* **WHAT THE EXERCISE ASKS**: Below are records. Copy every line with "document" in it.
======== SUPPLIED ENTRIES ========
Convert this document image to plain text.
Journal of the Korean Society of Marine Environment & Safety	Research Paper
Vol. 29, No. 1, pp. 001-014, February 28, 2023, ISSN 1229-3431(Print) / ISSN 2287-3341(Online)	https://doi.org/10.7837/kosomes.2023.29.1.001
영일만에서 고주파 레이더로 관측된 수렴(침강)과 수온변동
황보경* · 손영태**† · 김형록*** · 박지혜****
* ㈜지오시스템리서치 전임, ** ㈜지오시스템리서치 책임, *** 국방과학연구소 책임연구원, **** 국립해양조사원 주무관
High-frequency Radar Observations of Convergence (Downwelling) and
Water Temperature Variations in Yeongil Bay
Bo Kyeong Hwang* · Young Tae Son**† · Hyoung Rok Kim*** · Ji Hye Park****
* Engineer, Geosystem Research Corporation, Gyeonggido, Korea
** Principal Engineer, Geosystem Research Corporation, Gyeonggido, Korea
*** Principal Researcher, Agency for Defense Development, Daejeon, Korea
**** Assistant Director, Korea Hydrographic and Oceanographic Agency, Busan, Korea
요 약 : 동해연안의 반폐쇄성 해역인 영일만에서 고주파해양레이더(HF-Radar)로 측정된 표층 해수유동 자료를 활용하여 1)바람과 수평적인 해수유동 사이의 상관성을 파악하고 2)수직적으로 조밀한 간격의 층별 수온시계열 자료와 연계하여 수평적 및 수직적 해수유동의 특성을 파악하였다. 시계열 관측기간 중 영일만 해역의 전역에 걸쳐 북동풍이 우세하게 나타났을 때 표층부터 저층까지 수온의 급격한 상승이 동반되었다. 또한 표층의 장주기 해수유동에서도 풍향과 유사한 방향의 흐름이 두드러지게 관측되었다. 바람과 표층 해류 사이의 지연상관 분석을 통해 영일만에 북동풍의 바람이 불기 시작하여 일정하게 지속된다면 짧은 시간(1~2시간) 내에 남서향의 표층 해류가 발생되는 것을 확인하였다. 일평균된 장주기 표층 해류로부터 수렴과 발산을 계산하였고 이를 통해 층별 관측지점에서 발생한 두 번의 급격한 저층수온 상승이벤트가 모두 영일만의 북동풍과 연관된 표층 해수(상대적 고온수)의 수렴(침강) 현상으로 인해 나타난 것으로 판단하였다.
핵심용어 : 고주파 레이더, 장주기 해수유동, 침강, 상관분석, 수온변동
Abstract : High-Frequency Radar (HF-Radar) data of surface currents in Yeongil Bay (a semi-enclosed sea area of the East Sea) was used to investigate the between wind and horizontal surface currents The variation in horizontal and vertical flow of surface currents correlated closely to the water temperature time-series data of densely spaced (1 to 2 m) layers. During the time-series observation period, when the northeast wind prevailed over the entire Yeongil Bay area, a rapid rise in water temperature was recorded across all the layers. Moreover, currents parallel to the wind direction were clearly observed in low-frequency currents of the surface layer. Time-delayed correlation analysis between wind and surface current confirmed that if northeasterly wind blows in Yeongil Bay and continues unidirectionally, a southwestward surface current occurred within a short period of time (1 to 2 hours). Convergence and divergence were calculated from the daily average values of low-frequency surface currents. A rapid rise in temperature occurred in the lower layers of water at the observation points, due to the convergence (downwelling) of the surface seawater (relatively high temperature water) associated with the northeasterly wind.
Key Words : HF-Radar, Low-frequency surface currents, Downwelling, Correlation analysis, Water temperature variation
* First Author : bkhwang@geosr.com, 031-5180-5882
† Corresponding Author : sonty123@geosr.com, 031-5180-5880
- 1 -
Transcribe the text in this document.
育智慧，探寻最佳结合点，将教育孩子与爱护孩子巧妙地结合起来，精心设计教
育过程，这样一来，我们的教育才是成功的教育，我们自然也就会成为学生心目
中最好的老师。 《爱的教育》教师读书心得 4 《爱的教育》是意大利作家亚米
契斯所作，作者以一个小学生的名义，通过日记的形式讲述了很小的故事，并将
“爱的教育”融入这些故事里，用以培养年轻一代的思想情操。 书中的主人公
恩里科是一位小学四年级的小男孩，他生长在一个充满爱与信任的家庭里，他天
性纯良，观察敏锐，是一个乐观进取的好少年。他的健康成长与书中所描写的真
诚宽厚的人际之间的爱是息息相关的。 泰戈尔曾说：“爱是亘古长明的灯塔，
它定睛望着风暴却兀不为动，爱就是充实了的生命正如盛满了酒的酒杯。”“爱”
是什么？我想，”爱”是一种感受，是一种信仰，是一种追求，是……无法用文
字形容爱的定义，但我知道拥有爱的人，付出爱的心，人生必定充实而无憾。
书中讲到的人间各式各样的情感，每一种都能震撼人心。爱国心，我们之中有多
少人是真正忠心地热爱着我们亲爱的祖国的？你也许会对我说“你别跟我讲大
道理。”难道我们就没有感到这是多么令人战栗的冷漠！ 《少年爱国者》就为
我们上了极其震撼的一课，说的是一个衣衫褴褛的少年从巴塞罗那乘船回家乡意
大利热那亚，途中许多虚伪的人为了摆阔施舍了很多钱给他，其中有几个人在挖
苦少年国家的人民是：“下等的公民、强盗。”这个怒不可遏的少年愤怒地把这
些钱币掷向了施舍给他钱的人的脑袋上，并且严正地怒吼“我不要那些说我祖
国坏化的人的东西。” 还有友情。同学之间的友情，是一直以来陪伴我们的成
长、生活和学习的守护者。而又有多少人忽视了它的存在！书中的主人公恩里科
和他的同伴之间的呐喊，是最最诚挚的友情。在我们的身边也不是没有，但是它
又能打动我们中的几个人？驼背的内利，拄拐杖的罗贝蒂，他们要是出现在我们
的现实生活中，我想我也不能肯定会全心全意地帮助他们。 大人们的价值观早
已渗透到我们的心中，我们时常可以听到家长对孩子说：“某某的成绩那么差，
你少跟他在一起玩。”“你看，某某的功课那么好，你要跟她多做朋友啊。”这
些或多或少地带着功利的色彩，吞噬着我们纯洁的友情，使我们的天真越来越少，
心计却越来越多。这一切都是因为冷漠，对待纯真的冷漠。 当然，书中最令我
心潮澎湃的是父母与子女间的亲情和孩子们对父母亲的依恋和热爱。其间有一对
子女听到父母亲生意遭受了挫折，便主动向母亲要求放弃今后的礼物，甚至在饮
========
* **FINAL RESULT**:
Convert this document image to plain text.
Transcribe the text in this document.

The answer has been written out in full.